Entries from a dataset:

════════════════════

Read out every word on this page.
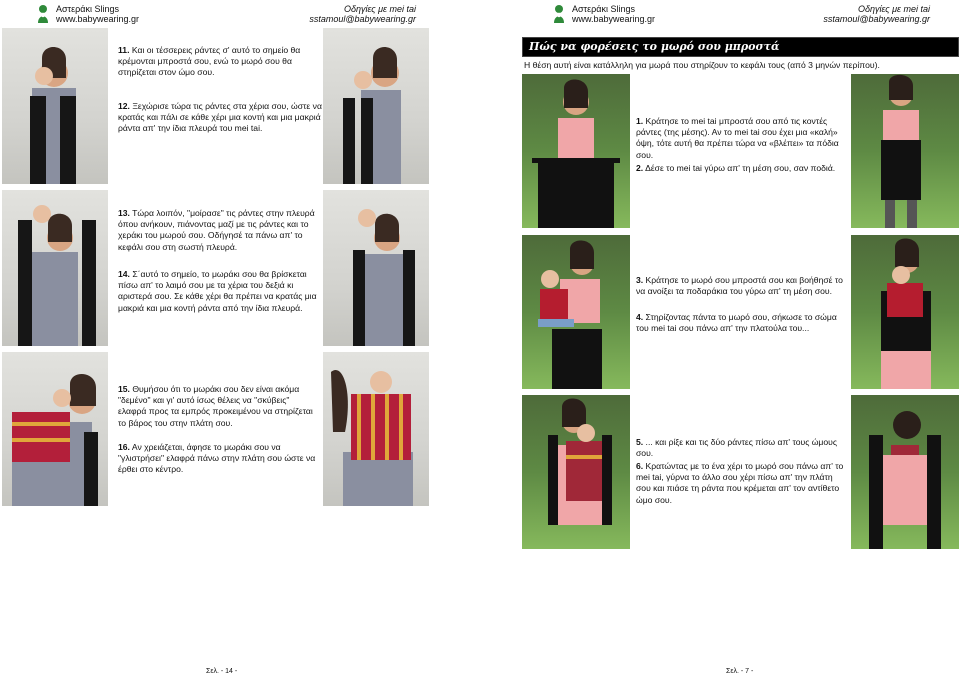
Αστεράκι Slings
www.babywearing.gr
Οδηγίες με mei tai
sstamoul@babywearing.gr
11. Και οι τέσσερεις ράντες σ' αυτό το σημείο θα κρέμονται μπροστά σου, ενώ το μωρό σου θα στηρίζεται στον ώμο σου.
12. Ξεχώρισε τώρα τις ράντες στα χέρια σου, ώστε να κρατάς και πάλι σε κάθε χέρι μια κοντή και μια μακριά ράντα απ' την ίδια πλευρά του mei tai.
13. Τώρα λοιπόν, "μοίρασε" τις ράντες στην πλευρά όπου ανήκουν, πιάνοντας μαζί με τις ράντες και το χεράκι του μωρού σου. Οδήγησέ τα πάνω απ' το κεφάλι σου στη σωστή πλευρά.
14. Σ΄αυτό το σημείο, το μωράκι σου θα βρίσκεται πίσω απ' το λαιμό σου με τα χέρια του δεξιά κι αριστερά σου. Σε κάθε χέρι θα πρέπει να κρατάς μια μακριά και μια κοντή ράντα από την ίδια πλευρά.
15. Θυμήσου ότι το μωράκι σου δεν είναι ακόμα "δεμένο" και γι' αυτό ίσως θέλεις να "σκύβεις" ελαφρά προς τα εμπρός προκειμένου να στηρίζεται το βάρος του στην πλάτη σου.
16. Αν χρειάζεται, άφησε το μωράκι σου να "γλιστρήσει" ελαφρά πάνω στην πλάτη σου ώστε να έρθει στο κέντρο.
Σελ. - 14 -
Αστεράκι Slings
www.babywearing.gr
Οδηγίες με mei tai
sstamoul@babywearing.gr
Πώς να φορέσεις το μωρό σου μπροστά
Η θέση αυτή είναι κατάλληλη για μωρά που στηρίζουν το κεφάλι τους (από 3 μηνών περίπου).
1. Κράτησε το mei tai μπροστά σου από τις κοντές ράντες (της μέσης). Αν το mei tai σου έχει μια «καλή» όψη, τότε αυτή θα πρέπει τώρα να «βλέπει» τα πόδια σου.
2. Δέσε το mei tai γύρω απ' τη μέση σου, σαν ποδιά.
3. Κράτησε το μωρό σου μπροστά σου και βοήθησέ το να ανοίξει τα ποδαράκια του γύρω απ' τη μέση σου.
4. Στηρίζοντας πάντα το μωρό σου, σήκωσε το σώμα του mei tai σου πάνω απ' την πλατούλα του...
5. ... και ρίξε και τις δύο ράντες πίσω απ' τους ώμους σου.
6. Κρατώντας με το ένα χέρι το μωρό σου πάνω απ' το mei tai, γύρνα το άλλο σου χέρι πίσω απ' την πλάτη σου και πιάσε τη ράντα που κρέμεται απ' τον αντίθετο ώμο σου.
Σελ. - 7 -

════════════════════

To be done:
Go through the data and gather every line that holds "μακριά".

Worked solution:
12. Ξεχώρισε τώρα τις ράντες στα χέρια σου, ώστε να κρατάς και πάλι σε κάθε χέρι μια κοντή και μια μακριά ράντα απ' την ίδια πλευρά του mei tai.
14. Σ΄αυτό το σημείο, το μωράκι σου θα βρίσκεται πίσω απ' το λαιμό σου με τα χέρια του δεξιά κι αριστερά σου. Σε κάθε χέρι θα πρέπει να κρατάς μια μακριά και μια κοντή ράντα από την ίδια πλευρά.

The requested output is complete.